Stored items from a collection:
───

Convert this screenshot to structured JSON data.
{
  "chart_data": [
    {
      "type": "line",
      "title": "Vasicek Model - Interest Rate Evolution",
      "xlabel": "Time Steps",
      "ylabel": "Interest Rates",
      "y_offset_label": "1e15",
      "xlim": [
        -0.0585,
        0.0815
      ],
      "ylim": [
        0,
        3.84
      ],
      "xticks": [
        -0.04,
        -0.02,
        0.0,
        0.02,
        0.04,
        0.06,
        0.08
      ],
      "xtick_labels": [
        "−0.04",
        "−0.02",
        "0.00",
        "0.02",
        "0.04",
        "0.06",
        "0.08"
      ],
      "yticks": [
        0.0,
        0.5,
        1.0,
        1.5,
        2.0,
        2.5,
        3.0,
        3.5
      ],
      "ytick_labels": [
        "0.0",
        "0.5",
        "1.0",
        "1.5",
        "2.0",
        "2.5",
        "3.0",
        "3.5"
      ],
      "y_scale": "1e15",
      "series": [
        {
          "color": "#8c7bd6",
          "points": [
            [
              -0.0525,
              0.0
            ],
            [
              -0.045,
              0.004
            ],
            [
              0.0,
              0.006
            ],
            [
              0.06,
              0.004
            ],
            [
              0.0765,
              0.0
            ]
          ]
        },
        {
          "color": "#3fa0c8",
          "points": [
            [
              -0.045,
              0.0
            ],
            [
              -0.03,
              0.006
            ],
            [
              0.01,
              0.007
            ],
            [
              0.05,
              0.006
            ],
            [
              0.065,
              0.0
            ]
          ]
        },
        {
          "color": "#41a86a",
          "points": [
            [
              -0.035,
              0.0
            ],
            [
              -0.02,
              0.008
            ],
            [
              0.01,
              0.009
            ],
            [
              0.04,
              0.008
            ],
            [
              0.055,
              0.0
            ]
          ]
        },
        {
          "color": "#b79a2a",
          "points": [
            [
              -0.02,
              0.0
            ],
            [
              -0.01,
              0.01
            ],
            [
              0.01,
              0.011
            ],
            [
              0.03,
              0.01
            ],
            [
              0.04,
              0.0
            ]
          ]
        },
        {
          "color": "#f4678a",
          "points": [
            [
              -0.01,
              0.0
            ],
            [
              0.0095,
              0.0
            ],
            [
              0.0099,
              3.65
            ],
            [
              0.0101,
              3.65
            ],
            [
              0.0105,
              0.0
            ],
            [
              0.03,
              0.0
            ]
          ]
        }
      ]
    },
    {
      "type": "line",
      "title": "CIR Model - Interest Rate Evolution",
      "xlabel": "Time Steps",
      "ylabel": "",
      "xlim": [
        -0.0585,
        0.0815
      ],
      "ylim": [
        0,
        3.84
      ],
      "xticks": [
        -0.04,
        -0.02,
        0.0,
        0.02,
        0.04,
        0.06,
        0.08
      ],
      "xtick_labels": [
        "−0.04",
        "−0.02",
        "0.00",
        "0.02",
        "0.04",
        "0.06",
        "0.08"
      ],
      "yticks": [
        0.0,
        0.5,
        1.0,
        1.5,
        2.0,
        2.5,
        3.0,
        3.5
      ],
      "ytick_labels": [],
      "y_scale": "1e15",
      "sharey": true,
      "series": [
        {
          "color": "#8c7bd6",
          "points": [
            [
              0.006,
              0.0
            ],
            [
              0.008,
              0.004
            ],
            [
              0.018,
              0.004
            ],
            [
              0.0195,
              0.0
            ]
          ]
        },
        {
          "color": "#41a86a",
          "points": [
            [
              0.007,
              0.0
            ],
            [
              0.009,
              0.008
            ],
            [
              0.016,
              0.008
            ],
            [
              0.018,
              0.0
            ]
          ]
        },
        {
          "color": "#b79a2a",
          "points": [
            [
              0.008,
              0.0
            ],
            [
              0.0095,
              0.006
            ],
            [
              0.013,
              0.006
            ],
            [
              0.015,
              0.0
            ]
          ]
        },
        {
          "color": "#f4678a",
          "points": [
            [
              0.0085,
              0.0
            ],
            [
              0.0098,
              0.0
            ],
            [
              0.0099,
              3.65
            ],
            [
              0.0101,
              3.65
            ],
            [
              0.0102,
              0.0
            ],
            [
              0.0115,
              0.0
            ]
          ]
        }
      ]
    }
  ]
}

───

▸ **What is expected**: Take the lines above and print them exactly.

▸ **Expected answer**:
Convert this screenshot to structured JSON data.
{
  "chart_data": [
    {
      "type": "line",
      "title": "Vasicek Model - Interest Rate Evolution",
      "xlabel": "Time Steps",
      "ylabel": "Interest Rates",
      "y_offset_label": "1e15",
      "xlim": [
        -0.0585,
        0.0815
      ],
      "ylim": [
        0,
        3.84
      ],
      "xticks": [
        -0.04,
        -0.02,
        0.0,
        0.02,
        0.04,
        0.06,
        0.08
      ],
      "xtick_labels": [
        "−0.04",
        "−0.02",
        "0.00",
        "0.02",
        "0.04",
        "0.06",
        "0.08"
      ],
      "yticks": [
        0.0,
        0.5,
        1.0,
        1.5,
        2.0,
        2.5,
        3.0,
        3.5
      ],
      "ytick_labels": [
        "0.0",
        "0.5",
        "1.0",
        "1.5",
        "2.0",
        "2.5",
        "3.0",
        "3.5"
      ],
      "y_scale": "1e15",
      "series": [
        {
          "color": "#8c7bd6",
          "points": [
            [
              -0.0525,
              0.0
            ],
            [
              -0.045,
              0.004
            ],
            [
              0.0,
              0.006
            ],
            [
              0.06,
              0.004
            ],
            [
              0.0765,
              0.0
            ]
          ]
        },
        {
          "color": "#3fa0c8",
          "points": [
            [
              -0.045,
              0.0
            ],
            [
              -0.03,
              0.006
            ],
            [
              0.01,
              0.007
            ],
            [
              0.05,
              0.006
            ],
            [
              0.065,
              0.0
            ]
          ]
        },
        {
          "color": "#41a86a",
          "points": [
            [
              -0.035,
              0.0
            ],
            [
              -0.02,
              0.008
            ],
            [
              0.01,
              0.009
            ],
            [
              0.04,
              0.008
            ],
            [
              0.055,
              0.0
            ]
          ]
        },
        {
          "color": "#b79a2a",
          "points": [
            [
              -0.02,
              0.0
            ],
            [
              -0.01,
              0.01
            ],
            [
              0.01,
              0.011
            ],
            [
              0.03,
              0.01
            ],
            [
              0.04,
              0.0
            ]
          ]
        },
        {
          "color": "#f4678a",
          "points": [
            [
              -0.01,
              0.0
            ],
            [
              0.0095,
              0.0
            ],
            [
              0.0099,
              3.65
            ],
            [
              0.0101,
              3.65
            ],
            [
              0.0105,
              0.0
            ],
            [
              0.03,
              0.0
            ]
          ]
        }
      ]
    },
    {
      "type": "line",
      "title": "CIR Model - Interest Rate Evolution",
      "xlabel": "Time Steps",
      "ylabel": "",
      "xlim": [
        -0.0585,
        0.0815
      ],
      "ylim": [
        0,
        3.84
      ],
      "xticks": [
        -0.04,
        -0.02,
        0.0,
        0.02,
        0.04,
        0.06,
        0.08
      ],
      "xtick_labels": [
        "−0.04",
        "−0.02",
        "0.00",
        "0.02",
        "0.04",
        "0.06",
        "0.08"
      ],
      "yticks": [
        0.0,
        0.5,
        1.0,
        1.5,
        2.0,
        2.5,
        3.0,
        3.5
      ],
      "ytick_labels": [],
      "y_scale": "1e15",
      "sharey": true,
      "series": [
        {
          "color": "#8c7bd6",
          "points": [
            [
              0.006,
              0.0
            ],
            [
              0.008,
              0.004
            ],
            [
              0.018,
              0.004
            ],
            [
              0.0195,
              0.0
            ]
          ]
        },
        {
          "color": "#41a86a",
          "points": [
            [
              0.007,
              0.0
            ],
            [
              0.009,
              0.008
            ],
            [
              0.016,
              0.008
            ],
            [
              0.018,
              0.0
            ]
          ]
        },
        {
          "color": "#b79a2a",
          "points": [
            [
              0.008,
              0.0
            ],
            [
              0.0095,
              0.006
            ],
            [
              0.013,
              0.006
            ],
            [
              0.015,
              0.0
            ]
          ]
        },
        {
          "color": "#f4678a",
          "points": [
            [
              0.0085,
              0.0
            ],
            [
              0.0098,
              0.0
            ],
            [
              0.0099,
              3.65
            ],
            [
              0.0101,
              3.65
            ],
            [
              0.0102,
              0.0
            ],
            [
              0.0115,
              0.0
            ]
          ]
        }
      ]
    }
  ]
}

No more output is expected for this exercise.